-- DOCUMENT SECTION --
It may be overwhelming, sometimes disappointing to get caught in a sea of tourists when walking around Prague’s Old Town, in search of some “real Czech culture”. But as the Ungelt reminds you, this city has always been a centre of multi-nationalism, it was in part the cosmopolitan nature of Prague that made it a thriving metropolis or world renown, and foreigners were treading its streets in hoards a millennium ago.
“The international, cosmopolitan environment of Prague was certainly very noticeable. We know that around the so-called Small Square there was a concentration of French merchants who traded in fruit and vegetables and brought then-unknown foods to Central Europe. There was a very strong Italian community, and they were not just merchants, but also a number of artists settled here who were of great value to Prague for their wealth of experience.”The rights to the proceeds from the Ungelt originally went to the Cathedral of Saint Vitus, an extremely important income for the church that it had confirmed by each successive monarch. It retained these privileges until the Hussite wars, at which time they reverted to the noblemen, who gave them to various townsmen. Among those was one Jakub Granovský, who gave his name to the most noticeable of the Ungelt’s buildings, the Granovský Palace, a strikingly rare example of Italian renaissance architecture with an open arcade and beautiful chiaroscuro embellishments with mythological motifs of Adam and Eve, Cain and Abel. There are very few Gothic remains in the Ungelt, for at least one simple reason – one that we would call today an act of state-sponsored terrorism.
“Prague suffered a terrible fire called the French Fire, because it was known to have been started by French arsonists. It was the result of a territory dispute between Louis XIV and the Hapsburgs. We know that one of the French ministers of government thought up the idea of getting the better of the Hapsburgs by setting fires in their cities, and they hired and trained a group of soldiers to do so in 1689. The result was truly very drastic, and it damaged the Ungelt badly. So the baroque facades you see today were created after that fire.”

-- PROBLEMS AND TASKS --
[1] Answer these questions from the text on Prague's Ungelt:
(a) According to the text, which merchants gathered around the Small Square, and what did they trade in?
(b) Who originally received the rights to the proceeds from the Ungelt?
(c) In what year were soldiers hired and trained to set fires in Hapsburg cities?
[2] Reproduce the passage of the text on Prague's Ungelt starting with "It may be overwhelming, sometimes" and going on through "a millennium ago.", with its wording unchanged.
The items that come after this text aren't needed for anything here.

-- EXCERPTED RECORDS --
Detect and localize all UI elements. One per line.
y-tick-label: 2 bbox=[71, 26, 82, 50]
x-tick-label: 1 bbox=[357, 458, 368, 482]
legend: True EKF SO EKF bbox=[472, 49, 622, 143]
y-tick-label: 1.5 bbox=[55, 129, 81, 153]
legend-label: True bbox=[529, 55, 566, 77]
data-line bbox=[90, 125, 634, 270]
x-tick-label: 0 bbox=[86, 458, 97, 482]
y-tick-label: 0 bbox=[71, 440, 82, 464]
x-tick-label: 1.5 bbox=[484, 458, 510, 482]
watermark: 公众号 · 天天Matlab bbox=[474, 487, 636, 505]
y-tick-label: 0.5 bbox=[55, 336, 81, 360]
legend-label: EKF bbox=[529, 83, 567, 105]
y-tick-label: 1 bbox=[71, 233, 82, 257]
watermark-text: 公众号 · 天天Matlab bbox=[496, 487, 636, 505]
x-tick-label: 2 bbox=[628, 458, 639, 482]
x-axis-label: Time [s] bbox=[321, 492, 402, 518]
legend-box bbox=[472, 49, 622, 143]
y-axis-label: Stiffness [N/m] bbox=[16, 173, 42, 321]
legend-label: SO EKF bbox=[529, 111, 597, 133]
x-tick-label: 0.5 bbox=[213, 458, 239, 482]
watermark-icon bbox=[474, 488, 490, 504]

-- EXPECTED RESPONSES --
[1]
(a) French merchants, who traded in fruit and vegetables.
(b) The Cathedral of Saint Vitus.
(c) 1689.

[2]
It may be overwhelming, sometimes disappointing to get caught in a sea of tourists when walking around Prague’s Old Town, in search of some “real Czech culture”. But as the Ungelt reminds you, this city has always been a centre of multi-nationalism, it was in part the cosmopolitan nature of Prague that made it a thriving metropolis or world renown, and foreigners were treading its streets in hoards a millennium ago.